━━ LISTING ━━
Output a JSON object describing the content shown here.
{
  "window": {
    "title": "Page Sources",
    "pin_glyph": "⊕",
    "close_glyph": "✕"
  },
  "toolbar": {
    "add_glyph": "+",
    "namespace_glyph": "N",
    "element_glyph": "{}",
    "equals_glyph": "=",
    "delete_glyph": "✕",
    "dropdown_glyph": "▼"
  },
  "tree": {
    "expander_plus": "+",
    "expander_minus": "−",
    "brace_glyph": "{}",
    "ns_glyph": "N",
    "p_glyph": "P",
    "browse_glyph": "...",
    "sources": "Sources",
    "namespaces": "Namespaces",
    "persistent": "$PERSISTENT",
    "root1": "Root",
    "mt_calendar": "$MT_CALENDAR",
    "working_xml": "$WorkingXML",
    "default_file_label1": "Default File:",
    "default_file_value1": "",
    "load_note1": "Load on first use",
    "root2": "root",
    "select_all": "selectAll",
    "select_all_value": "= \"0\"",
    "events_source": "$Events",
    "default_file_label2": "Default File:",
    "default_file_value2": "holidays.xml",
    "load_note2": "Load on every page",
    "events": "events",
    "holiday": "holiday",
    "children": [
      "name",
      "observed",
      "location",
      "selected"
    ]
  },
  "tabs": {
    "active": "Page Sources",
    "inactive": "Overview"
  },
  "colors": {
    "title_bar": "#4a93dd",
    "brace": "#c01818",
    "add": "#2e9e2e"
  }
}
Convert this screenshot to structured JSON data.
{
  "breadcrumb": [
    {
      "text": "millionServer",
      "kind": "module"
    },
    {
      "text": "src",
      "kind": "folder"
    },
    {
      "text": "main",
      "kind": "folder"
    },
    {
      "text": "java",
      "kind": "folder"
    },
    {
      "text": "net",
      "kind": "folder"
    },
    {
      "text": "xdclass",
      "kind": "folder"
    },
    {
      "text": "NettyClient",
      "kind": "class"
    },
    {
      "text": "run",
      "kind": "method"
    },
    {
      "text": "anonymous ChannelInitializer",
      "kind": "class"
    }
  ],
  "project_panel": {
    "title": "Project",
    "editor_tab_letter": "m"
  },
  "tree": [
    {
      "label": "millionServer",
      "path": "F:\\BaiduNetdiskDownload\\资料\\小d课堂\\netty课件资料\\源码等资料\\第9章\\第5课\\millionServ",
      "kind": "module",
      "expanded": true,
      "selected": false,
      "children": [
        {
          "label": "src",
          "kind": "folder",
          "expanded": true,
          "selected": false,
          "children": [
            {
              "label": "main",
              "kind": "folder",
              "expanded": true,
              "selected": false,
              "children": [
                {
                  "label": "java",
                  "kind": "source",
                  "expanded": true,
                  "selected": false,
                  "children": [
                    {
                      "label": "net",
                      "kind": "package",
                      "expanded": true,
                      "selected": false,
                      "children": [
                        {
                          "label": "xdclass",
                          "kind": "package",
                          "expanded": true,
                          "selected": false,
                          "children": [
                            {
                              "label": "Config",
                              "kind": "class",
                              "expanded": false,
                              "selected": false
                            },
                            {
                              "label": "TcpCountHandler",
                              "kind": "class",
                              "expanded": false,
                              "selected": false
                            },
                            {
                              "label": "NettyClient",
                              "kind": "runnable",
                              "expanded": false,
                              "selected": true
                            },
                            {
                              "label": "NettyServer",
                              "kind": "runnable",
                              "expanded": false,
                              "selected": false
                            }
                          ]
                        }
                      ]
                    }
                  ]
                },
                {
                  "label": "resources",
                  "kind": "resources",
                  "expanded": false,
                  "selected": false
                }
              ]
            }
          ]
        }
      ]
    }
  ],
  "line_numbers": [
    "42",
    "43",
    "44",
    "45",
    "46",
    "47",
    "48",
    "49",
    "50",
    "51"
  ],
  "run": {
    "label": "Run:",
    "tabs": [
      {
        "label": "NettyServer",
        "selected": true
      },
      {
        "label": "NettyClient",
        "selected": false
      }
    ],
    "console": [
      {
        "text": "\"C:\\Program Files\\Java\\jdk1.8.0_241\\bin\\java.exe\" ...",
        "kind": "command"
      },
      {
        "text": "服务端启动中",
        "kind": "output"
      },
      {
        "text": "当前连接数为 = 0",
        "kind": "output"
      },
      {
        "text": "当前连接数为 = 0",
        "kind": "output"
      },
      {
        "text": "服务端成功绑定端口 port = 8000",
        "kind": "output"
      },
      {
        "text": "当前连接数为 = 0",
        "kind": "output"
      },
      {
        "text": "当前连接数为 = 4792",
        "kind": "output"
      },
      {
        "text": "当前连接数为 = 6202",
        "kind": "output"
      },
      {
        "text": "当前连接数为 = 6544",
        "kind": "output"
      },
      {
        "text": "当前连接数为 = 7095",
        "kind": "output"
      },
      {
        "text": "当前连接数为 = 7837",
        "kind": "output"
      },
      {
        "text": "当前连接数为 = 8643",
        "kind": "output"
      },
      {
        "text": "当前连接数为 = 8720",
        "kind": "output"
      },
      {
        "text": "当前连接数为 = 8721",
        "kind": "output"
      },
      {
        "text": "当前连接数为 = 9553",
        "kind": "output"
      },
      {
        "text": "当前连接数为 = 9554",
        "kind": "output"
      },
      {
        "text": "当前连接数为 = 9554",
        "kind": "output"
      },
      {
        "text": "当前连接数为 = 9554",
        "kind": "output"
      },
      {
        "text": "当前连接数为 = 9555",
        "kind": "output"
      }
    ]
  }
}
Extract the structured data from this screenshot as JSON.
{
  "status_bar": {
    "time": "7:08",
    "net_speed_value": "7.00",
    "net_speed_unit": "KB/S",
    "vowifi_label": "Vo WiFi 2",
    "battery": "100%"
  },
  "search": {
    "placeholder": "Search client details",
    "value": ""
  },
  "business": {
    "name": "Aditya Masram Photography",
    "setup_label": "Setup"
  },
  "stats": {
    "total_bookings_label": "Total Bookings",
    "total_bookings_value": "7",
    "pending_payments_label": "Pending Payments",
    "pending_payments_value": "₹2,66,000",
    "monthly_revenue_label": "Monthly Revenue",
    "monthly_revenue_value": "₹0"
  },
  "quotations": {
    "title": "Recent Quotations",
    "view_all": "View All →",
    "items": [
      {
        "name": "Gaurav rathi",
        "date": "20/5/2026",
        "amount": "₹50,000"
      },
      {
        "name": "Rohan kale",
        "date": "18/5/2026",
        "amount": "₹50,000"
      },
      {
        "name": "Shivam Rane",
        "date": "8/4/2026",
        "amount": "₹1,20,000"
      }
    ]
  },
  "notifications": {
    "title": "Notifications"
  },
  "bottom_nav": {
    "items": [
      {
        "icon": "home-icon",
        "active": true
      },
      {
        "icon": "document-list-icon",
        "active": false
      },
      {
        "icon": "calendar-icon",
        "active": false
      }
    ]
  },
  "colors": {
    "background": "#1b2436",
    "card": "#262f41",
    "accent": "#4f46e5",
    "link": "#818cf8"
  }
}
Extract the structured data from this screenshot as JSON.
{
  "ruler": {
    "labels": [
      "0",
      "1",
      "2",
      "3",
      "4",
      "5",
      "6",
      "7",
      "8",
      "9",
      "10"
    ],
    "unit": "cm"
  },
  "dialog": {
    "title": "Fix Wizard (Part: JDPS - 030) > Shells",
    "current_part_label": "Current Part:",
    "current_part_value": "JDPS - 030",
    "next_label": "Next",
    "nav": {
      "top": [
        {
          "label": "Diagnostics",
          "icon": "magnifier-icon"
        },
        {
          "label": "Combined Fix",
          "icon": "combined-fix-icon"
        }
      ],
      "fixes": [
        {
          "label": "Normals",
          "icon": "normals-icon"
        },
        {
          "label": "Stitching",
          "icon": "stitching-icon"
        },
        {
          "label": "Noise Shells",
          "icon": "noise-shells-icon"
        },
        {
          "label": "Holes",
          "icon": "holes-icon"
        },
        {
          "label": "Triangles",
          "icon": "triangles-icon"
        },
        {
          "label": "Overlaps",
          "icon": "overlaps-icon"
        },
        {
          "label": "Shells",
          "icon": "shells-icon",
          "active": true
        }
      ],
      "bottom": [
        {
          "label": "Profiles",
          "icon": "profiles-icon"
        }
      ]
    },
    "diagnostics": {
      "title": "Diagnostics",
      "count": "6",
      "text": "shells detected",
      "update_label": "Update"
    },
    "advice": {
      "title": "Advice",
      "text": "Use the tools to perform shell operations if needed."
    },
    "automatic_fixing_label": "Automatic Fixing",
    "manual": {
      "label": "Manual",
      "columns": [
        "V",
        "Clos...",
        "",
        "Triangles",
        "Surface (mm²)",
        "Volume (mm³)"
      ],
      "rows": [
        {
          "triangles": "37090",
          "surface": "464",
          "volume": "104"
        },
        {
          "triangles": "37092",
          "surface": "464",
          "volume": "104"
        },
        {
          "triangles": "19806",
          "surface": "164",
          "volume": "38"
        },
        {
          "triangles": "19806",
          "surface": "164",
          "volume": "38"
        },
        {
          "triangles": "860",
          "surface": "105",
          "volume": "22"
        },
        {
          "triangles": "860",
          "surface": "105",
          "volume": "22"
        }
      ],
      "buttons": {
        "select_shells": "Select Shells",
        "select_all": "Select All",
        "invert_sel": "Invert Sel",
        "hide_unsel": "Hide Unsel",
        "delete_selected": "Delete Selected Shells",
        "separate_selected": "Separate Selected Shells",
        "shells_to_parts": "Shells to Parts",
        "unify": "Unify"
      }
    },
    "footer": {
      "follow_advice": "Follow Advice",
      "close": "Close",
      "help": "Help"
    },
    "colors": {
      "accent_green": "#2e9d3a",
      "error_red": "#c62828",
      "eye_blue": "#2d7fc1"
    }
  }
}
━━━
[DIRECTIONS FOR THIS TASK]: Check every line of the data above for the string "millionServer", and copy those that have it.

[EXERCISE RESULT]:
      "text": "millionServer",
      "label": "millionServer",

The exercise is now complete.